(Entries with figure data)
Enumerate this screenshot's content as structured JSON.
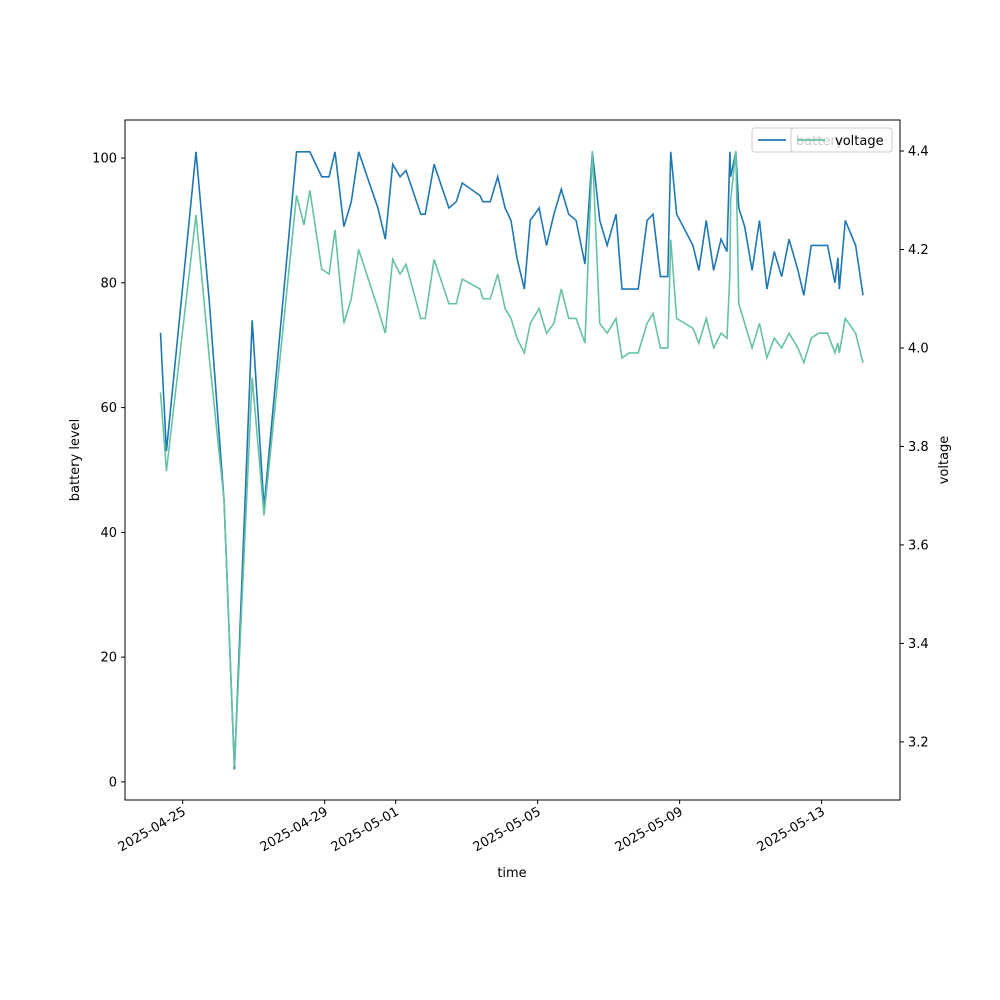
{
  "chart_data": {
    "type": "line",
    "x_label": "time",
    "y_label": "battery level",
    "y2_label": "voltage",
    "x": [
      "2025-04-24T09:00",
      "2025-04-24T13:00",
      "2025-04-25T09:00",
      "2025-04-25T18:00",
      "2025-04-26T04:00",
      "2025-04-26T11:00",
      "2025-04-26T23:00",
      "2025-04-27T07:00",
      "2025-04-28T05:00",
      "2025-04-28T10:00",
      "2025-04-28T14:00",
      "2025-04-28T22:00",
      "2025-04-29T03:00",
      "2025-04-29T07:00",
      "2025-04-29T13:00",
      "2025-04-29T18:00",
      "2025-04-29T23:00",
      "2025-04-30T12:00",
      "2025-04-30T17:00",
      "2025-04-30T22:00",
      "2025-05-01T03:00",
      "2025-05-01T07:00",
      "2025-05-01T17:00",
      "2025-05-01T20:00",
      "2025-05-02T02:00",
      "2025-05-02T12:00",
      "2025-05-02T17:00",
      "2025-05-02T21:00",
      "2025-05-03T09:00",
      "2025-05-03T11:00",
      "2025-05-03T16:00",
      "2025-05-03T21:00",
      "2025-05-04T02:00",
      "2025-05-04T06:00",
      "2025-05-04T10:00",
      "2025-05-04T15:00",
      "2025-05-04T19:00",
      "2025-05-05T01:00",
      "2025-05-05T06:00",
      "2025-05-05T11:00",
      "2025-05-05T16:00",
      "2025-05-05T21:00",
      "2025-05-06T02:00",
      "2025-05-06T08:00",
      "2025-05-06T13:00",
      "2025-05-06T18:00",
      "2025-05-06T23:00",
      "2025-05-07T05:00",
      "2025-05-07T09:00",
      "2025-05-07T14:00",
      "2025-05-07T20:00",
      "2025-05-08T02:00",
      "2025-05-08T06:00",
      "2025-05-08T11:00",
      "2025-05-08T16:00",
      "2025-05-08T18:00",
      "2025-05-08T22:00",
      "2025-05-09T09:00",
      "2025-05-09T13:00",
      "2025-05-09T18:00",
      "2025-05-09T23:00",
      "2025-05-10T04:00",
      "2025-05-10T08:00",
      "2025-05-10T10:00",
      "2025-05-10T10:30",
      "2025-05-10T14:00",
      "2025-05-10T16:00",
      "2025-05-10T20:00",
      "2025-05-11T01:00",
      "2025-05-11T06:00",
      "2025-05-11T11:00",
      "2025-05-11T16:00",
      "2025-05-11T21:00",
      "2025-05-12T02:00",
      "2025-05-12T08:00",
      "2025-05-12T12:00",
      "2025-05-12T17:00",
      "2025-05-12T22:00",
      "2025-05-13T04:00",
      "2025-05-13T09:00",
      "2025-05-13T11:00",
      "2025-05-13T12:00",
      "2025-05-13T16:00",
      "2025-05-13T23:00",
      "2025-05-14T04:00"
    ],
    "series": [
      {
        "name": "battery",
        "color": "#1f77b4",
        "values": [
          72,
          53,
          101,
          77,
          45,
          2,
          74,
          44,
          101,
          101,
          101,
          97,
          97,
          101,
          89,
          93,
          101,
          92,
          87,
          99,
          97,
          98,
          91,
          91,
          99,
          92,
          93,
          96,
          94,
          93,
          93,
          97,
          92,
          90,
          84,
          79,
          90,
          92,
          86,
          91,
          95,
          91,
          90,
          83,
          101,
          90,
          86,
          91,
          79,
          79,
          79,
          90,
          91,
          81,
          81,
          101,
          91,
          86,
          82,
          90,
          82,
          87,
          85,
          101,
          97,
          101,
          92,
          89,
          82,
          90,
          79,
          85,
          81,
          87,
          82,
          78,
          86,
          86,
          86,
          80,
          84,
          79,
          90,
          86,
          78
        ]
      },
      {
        "name": "voltage",
        "color": "#66c2a5",
        "axis": "y2",
        "values": [
          3.91,
          3.75,
          4.27,
          3.98,
          3.69,
          3.15,
          3.94,
          3.66,
          4.31,
          4.25,
          4.32,
          4.16,
          4.15,
          4.24,
          4.05,
          4.1,
          4.2,
          4.08,
          4.03,
          4.18,
          4.15,
          4.17,
          4.06,
          4.06,
          4.18,
          4.09,
          4.09,
          4.14,
          4.12,
          4.1,
          4.1,
          4.15,
          4.08,
          4.06,
          4.02,
          3.99,
          4.05,
          4.08,
          4.03,
          4.05,
          4.12,
          4.06,
          4.06,
          4.01,
          4.4,
          4.05,
          4.03,
          4.06,
          3.98,
          3.99,
          3.99,
          4.05,
          4.07,
          4.0,
          4.0,
          4.22,
          4.06,
          4.04,
          4.01,
          4.06,
          4.0,
          4.03,
          4.02,
          4.15,
          4.3,
          4.4,
          4.09,
          4.05,
          4.0,
          4.05,
          3.98,
          4.02,
          4.0,
          4.03,
          4.0,
          3.97,
          4.02,
          4.03,
          4.03,
          3.99,
          4.01,
          3.99,
          4.06,
          4.03,
          3.97
        ]
      }
    ],
    "xlim": [
      "2025-04-23T09:00",
      "2025-05-15T05:00"
    ],
    "xticks": [
      "2025-04-25",
      "2025-04-29",
      "2025-05-01",
      "2025-05-05",
      "2025-05-09",
      "2025-05-13"
    ],
    "ylim": [
      -2.9,
      106.1
    ],
    "yticks": [
      0,
      20,
      40,
      60,
      80,
      100
    ],
    "y2lim": [
      3.082,
      4.463
    ],
    "y2ticks": [
      3.2,
      3.4,
      3.6,
      3.8,
      {
        "value": 4.0,
        "label": "4.0"
      },
      4.2,
      4.4
    ],
    "legend": "upper right",
    "grid": false
  }
}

What the task asks: Leave the pictures out and reproduce each record exactly as written.

Exercise output:
Enumerate this screenshot's content as structured JSON.
{
  "chart_data": {
    "type": "line",
    "x_label": "time",
    "y_label": "battery level",
    "y2_label": "voltage",
    "x": [
      "2025-04-24T09:00",
      "2025-04-24T13:00",
      "2025-04-25T09:00",
      "2025-04-25T18:00",
      "2025-04-26T04:00",
      "2025-04-26T11:00",
      "2025-04-26T23:00",
      "2025-04-27T07:00",
      "2025-04-28T05:00",
      "2025-04-28T10:00",
      "2025-04-28T14:00",
      "2025-04-28T22:00",
      "2025-04-29T03:00",
      "2025-04-29T07:00",
      "2025-04-29T13:00",
      "2025-04-29T18:00",
      "2025-04-29T23:00",
      "2025-04-30T12:00",
      "2025-04-30T17:00",
      "2025-04-30T22:00",
      "2025-05-01T03:00",
      "2025-05-01T07:00",
      "2025-05-01T17:00",
      "2025-05-01T20:00",
      "2025-05-02T02:00",
      "2025-05-02T12:00",
      "2025-05-02T17:00",
      "2025-05-02T21:00",
      "2025-05-03T09:00",
      "2025-05-03T11:00",
      "2025-05-03T16:00",
      "2025-05-03T21:00",
      "2025-05-04T02:00",
      "2025-05-04T06:00",
      "2025-05-04T10:00",
      "2025-05-04T15:00",
      "2025-05-04T19:00",
      "2025-05-05T01:00",
      "2025-05-05T06:00",
      "2025-05-05T11:00",
      "2025-05-05T16:00",
      "2025-05-05T21:00",
      "2025-05-06T02:00",
      "2025-05-06T08:00",
      "2025-05-06T13:00",
      "2025-05-06T18:00",
      "2025-05-06T23:00",
      "2025-05-07T05:00",
      "2025-05-07T09:00",
      "2025-05-07T14:00",
      "2025-05-07T20:00",
      "2025-05-08T02:00",
      "2025-05-08T06:00",
      "2025-05-08T11:00",
      "2025-05-08T16:00",
      "2025-05-08T18:00",
      "2025-05-08T22:00",
      "2025-05-09T09:00",
      "2025-05-09T13:00",
      "2025-05-09T18:00",
      "2025-05-09T23:00",
      "2025-05-10T04:00",
      "2025-05-10T08:00",
      "2025-05-10T10:00",
      "2025-05-10T10:30",
      "2025-05-10T14:00",
      "2025-05-10T16:00",
      "2025-05-10T20:00",
      "2025-05-11T01:00",
      "2025-05-11T06:00",
      "2025-05-11T11:00",
      "2025-05-11T16:00",
      "2025-05-11T21:00",
      "2025-05-12T02:00",
      "2025-05-12T08:00",
      "2025-05-12T12:00",
      "2025-05-12T17:00",
      "2025-05-12T22:00",
      "2025-05-13T04:00",
      "2025-05-13T09:00",
      "2025-05-13T11:00",
      "2025-05-13T12:00",
      "2025-05-13T16:00",
      "2025-05-13T23:00",
      "2025-05-14T04:00"
    ],
    "series": [
      {
        "name": "battery",
        "color": "#1f77b4",
        "values": [
          72,
          53,
          101,
          77,
          45,
          2,
          74,
          44,
          101,
          101,
          101,
          97,
          97,
          101,
          89,
          93,
          101,
          92,
          87,
          99,
          97,
          98,
          91,
          91,
          99,
          92,
          93,
          96,
          94,
          93,
          93,
          97,
          92,
          90,
          84,
          79,
          90,
          92,
          86,
          91,
          95,
          91,
          90,
          83,
          101,
          90,
          86,
          91,
          79,
          79,
          79,
          90,
          91,
          81,
          81,
          101,
          91,
          86,
          82,
          90,
          82,
          87,
          85,
          101,
          97,
          101,
          92,
          89,
          82,
          90,
          79,
          85,
          81,
          87,
          82,
          78,
          86,
          86,
          86,
          80,
          84,
          79,
          90,
          86,
          78
        ]
      },
      {
        "name": "voltage",
        "color": "#66c2a5",
        "axis": "y2",
        "values": [
          3.91,
          3.75,
          4.27,
          3.98,
          3.69,
          3.15,
          3.94,
          3.66,
          4.31,
          4.25,
          4.32,
          4.16,
          4.15,
          4.24,
          4.05,
          4.1,
          4.2,
          4.08,
          4.03,
          4.18,
          4.15,
          4.17,
          4.06,
          4.06,
          4.18,
          4.09,
          4.09,
          4.14,
          4.12,
          4.1,
          4.1,
          4.15,
          4.08,
          4.06,
          4.02,
          3.99,
          4.05,
          4.08,
          4.03,
          4.05,
          4.12,
          4.06,
          4.06,
          4.01,
          4.4,
          4.05,
          4.03,
          4.06,
          3.98,
          3.99,
          3.99,
          4.05,
          4.07,
          4.0,
          4.0,
          4.22,
          4.06,
          4.04,
          4.01,
          4.06,
          4.0,
          4.03,
          4.02,
          4.15,
          4.3,
          4.4,
          4.09,
          4.05,
          4.0,
          4.05,
          3.98,
          4.02,
          4.0,
          4.03,
          4.0,
          3.97,
          4.02,
          4.03,
          4.03,
          3.99,
          4.01,
          3.99,
          4.06,
          4.03,
          3.97
        ]
      }
    ],
    "xlim": [
      "2025-04-23T09:00",
      "2025-05-15T05:00"
    ],
    "xticks": [
      "2025-04-25",
      "2025-04-29",
      "2025-05-01",
      "2025-05-05",
      "2025-05-09",
      "2025-05-13"
    ],
    "ylim": [
      -2.9,
      106.1
    ],
    "yticks": [
      0,
      20,
      40,
      60,
      80,
      100
    ],
    "y2lim": [
      3.082,
      4.463
    ],
    "y2ticks": [
      3.2,
      3.4,
      3.6,
      3.8,
      {
        "value": 4.0,
        "label": "4.0"
      },
      4.2,
      4.4
    ],
    "legend": "upper right",
    "grid": false
  }
}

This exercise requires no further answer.